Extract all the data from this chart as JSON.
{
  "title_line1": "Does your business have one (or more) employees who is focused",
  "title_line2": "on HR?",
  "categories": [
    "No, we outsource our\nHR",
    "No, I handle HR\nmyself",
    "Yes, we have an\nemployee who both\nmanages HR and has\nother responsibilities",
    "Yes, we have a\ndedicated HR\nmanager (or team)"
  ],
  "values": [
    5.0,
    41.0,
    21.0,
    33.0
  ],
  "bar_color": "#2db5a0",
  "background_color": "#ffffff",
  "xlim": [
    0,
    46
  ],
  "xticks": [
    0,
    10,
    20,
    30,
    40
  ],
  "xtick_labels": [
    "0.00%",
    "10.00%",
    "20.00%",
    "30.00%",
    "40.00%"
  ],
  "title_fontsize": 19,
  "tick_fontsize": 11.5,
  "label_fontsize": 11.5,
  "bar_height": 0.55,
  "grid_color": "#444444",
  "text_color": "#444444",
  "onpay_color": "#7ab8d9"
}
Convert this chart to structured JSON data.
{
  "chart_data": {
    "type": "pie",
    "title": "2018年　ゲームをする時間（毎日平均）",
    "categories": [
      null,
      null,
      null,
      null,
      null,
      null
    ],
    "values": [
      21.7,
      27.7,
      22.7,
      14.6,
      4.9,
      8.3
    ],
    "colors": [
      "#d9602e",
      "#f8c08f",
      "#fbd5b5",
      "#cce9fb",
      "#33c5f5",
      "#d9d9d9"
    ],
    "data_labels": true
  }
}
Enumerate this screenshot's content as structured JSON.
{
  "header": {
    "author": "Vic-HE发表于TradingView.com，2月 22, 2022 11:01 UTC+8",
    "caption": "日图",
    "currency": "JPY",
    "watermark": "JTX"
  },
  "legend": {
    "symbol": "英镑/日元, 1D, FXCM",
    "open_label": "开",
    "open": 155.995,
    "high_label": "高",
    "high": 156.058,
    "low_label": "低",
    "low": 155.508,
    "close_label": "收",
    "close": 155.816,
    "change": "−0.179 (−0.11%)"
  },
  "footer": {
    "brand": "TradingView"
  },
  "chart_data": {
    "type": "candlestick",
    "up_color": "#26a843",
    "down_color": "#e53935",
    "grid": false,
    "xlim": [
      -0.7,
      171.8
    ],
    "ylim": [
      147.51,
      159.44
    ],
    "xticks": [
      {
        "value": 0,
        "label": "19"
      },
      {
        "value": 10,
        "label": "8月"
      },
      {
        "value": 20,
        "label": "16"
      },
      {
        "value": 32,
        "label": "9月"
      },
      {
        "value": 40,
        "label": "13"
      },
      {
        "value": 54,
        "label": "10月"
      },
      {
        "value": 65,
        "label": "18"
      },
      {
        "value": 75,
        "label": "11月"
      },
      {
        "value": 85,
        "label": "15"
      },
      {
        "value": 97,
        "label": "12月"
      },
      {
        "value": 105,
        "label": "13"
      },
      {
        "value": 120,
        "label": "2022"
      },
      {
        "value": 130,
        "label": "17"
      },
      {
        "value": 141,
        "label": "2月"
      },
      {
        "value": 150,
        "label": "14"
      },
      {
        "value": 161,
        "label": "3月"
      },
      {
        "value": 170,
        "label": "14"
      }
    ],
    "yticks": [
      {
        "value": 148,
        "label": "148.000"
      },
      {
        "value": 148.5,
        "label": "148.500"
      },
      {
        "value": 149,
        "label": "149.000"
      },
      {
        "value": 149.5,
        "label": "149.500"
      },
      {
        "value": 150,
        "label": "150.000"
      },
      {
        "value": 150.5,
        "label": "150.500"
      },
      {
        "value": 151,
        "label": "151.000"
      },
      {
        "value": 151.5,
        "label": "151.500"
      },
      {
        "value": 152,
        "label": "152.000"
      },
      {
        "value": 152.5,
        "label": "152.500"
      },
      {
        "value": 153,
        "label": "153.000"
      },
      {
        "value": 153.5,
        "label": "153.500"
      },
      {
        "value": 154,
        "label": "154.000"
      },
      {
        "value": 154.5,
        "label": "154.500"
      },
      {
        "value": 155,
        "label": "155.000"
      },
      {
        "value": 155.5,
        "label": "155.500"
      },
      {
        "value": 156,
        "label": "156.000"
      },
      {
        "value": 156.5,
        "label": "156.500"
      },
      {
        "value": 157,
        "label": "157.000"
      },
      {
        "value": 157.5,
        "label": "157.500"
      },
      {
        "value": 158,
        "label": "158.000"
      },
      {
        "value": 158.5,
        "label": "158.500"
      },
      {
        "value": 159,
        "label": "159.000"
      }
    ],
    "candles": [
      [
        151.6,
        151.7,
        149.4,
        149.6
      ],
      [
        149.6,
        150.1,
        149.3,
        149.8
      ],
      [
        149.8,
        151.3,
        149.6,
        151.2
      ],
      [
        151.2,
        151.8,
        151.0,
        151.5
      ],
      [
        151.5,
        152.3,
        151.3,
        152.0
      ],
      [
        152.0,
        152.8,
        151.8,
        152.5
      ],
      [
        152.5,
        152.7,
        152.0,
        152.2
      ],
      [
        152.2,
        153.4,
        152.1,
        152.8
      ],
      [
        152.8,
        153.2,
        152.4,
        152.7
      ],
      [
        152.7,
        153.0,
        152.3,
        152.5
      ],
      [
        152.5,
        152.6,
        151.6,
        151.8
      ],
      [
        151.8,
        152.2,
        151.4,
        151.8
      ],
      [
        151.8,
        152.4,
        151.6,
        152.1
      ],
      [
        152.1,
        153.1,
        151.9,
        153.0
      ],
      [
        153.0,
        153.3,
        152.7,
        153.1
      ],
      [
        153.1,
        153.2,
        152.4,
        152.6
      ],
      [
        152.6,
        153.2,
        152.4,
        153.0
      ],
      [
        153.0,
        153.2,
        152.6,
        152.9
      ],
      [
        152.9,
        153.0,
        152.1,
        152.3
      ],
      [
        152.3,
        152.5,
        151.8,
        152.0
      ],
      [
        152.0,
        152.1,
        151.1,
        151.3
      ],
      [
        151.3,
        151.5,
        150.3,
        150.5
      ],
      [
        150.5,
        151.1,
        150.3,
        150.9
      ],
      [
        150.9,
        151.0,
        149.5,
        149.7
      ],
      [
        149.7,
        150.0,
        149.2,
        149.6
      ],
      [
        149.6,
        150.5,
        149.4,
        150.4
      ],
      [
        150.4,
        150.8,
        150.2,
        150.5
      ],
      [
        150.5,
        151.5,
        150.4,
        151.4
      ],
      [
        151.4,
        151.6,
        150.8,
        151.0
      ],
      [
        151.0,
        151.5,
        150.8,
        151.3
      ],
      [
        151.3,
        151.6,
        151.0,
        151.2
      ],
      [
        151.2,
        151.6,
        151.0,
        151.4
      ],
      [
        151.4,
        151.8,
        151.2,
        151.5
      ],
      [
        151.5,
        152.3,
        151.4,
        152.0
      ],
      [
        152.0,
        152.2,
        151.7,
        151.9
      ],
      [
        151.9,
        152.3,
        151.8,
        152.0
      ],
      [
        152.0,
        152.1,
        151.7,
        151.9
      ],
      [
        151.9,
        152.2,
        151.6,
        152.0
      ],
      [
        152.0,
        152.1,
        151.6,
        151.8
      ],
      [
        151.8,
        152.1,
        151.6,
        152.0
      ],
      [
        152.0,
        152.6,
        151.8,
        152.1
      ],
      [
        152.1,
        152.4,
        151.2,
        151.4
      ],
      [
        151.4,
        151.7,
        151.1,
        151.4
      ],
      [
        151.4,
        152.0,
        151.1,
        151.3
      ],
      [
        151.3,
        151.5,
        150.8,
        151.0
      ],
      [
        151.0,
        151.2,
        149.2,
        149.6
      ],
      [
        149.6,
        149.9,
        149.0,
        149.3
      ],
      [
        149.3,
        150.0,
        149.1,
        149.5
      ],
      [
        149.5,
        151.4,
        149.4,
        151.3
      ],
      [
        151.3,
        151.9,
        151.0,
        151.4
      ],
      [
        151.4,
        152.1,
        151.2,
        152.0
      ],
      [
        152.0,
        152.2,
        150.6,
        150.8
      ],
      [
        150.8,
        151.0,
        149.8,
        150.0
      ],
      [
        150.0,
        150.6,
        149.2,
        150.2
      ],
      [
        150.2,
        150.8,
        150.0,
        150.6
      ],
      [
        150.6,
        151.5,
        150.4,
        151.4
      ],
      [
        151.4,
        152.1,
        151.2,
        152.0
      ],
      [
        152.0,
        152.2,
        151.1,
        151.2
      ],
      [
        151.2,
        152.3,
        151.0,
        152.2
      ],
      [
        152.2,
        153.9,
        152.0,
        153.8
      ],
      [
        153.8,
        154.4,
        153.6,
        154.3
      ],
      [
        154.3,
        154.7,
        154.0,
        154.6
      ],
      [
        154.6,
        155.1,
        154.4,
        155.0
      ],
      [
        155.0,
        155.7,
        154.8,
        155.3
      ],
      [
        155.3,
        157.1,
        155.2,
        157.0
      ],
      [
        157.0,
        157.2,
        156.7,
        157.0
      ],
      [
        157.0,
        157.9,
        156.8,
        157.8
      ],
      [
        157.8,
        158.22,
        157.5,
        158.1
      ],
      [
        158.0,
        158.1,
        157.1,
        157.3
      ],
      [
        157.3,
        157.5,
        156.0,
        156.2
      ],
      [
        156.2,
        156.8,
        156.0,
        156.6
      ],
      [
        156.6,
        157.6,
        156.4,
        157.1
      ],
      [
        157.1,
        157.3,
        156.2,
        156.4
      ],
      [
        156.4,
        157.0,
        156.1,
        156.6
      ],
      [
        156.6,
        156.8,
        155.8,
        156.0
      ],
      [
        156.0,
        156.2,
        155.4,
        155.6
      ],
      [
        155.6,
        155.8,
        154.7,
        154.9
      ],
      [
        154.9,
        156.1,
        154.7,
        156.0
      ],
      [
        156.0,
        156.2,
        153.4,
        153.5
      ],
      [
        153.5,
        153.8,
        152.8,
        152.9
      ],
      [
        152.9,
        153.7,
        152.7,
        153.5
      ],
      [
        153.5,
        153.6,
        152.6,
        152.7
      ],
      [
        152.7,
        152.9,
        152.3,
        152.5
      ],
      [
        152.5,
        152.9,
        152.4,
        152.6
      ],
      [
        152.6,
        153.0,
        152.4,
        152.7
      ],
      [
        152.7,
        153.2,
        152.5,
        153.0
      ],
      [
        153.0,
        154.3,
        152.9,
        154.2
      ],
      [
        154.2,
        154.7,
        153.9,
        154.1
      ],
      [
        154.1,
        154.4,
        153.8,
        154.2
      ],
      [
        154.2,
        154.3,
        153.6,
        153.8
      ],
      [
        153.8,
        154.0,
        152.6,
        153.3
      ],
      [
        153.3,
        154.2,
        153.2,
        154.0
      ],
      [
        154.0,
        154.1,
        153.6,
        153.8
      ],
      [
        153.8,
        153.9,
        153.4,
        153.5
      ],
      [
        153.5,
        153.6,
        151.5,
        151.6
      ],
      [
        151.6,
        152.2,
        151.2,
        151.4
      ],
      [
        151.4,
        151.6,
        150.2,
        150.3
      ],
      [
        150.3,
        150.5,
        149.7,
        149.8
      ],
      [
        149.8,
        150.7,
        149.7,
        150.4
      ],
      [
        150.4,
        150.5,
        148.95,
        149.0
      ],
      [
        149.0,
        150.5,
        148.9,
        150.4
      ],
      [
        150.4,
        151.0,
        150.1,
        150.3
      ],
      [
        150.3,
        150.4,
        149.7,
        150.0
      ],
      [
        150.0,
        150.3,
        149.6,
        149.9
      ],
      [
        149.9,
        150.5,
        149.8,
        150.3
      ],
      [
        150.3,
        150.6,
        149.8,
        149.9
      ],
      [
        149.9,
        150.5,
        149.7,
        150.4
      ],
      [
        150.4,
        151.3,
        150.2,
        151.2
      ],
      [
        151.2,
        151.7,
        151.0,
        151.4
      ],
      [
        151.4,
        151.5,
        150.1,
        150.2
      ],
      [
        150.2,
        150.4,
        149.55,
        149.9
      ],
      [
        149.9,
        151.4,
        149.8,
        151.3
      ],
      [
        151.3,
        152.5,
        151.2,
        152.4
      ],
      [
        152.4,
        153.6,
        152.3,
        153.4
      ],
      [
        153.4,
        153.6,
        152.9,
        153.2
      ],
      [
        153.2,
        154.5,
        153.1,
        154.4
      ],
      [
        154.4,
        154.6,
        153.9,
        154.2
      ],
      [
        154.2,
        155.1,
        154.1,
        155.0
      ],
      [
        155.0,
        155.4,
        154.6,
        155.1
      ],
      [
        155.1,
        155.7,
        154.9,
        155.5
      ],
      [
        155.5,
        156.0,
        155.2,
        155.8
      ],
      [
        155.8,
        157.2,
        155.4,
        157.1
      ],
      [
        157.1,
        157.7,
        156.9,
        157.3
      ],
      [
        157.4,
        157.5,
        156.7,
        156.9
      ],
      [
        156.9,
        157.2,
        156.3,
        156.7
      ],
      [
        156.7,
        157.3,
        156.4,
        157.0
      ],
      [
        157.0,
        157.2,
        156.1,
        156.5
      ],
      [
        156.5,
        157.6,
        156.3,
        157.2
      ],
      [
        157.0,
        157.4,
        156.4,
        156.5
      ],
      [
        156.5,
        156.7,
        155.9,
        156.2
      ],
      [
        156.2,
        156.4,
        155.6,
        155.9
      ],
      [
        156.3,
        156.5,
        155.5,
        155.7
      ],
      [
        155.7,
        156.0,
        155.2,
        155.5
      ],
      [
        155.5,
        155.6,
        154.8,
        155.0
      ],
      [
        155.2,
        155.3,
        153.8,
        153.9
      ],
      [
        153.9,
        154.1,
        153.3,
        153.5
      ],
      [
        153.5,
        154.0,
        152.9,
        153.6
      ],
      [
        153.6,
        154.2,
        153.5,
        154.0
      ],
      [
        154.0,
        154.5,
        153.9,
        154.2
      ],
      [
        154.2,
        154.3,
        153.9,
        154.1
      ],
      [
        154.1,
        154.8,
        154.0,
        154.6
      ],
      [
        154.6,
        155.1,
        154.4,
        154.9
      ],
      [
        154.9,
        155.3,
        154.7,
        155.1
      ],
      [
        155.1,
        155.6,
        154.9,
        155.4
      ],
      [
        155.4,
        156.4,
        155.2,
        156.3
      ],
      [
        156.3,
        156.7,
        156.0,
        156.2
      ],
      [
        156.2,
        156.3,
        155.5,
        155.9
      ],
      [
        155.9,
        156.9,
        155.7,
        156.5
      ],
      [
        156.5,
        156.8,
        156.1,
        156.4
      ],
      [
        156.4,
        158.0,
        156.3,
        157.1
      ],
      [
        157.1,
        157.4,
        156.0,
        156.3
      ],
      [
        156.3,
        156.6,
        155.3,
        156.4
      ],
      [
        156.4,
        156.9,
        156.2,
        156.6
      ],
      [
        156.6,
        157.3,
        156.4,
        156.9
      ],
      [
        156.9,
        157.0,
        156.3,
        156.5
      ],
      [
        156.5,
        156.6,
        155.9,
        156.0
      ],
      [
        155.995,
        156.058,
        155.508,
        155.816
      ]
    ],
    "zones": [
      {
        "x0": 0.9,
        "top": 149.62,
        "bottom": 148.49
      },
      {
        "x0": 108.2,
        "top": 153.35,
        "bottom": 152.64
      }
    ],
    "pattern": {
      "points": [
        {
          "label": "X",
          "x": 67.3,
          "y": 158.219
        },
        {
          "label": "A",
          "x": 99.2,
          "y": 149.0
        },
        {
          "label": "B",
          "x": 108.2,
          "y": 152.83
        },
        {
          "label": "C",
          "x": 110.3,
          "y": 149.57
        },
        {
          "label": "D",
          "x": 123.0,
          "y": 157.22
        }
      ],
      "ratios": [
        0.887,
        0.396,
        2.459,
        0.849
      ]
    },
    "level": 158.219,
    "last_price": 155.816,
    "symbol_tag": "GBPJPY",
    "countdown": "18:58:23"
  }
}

::::::

◆ THE PROBLEM ◆
Go through the material above and count the lines that contain "have"; give that number alone.

◆ EXERCISE RESULT ◆
3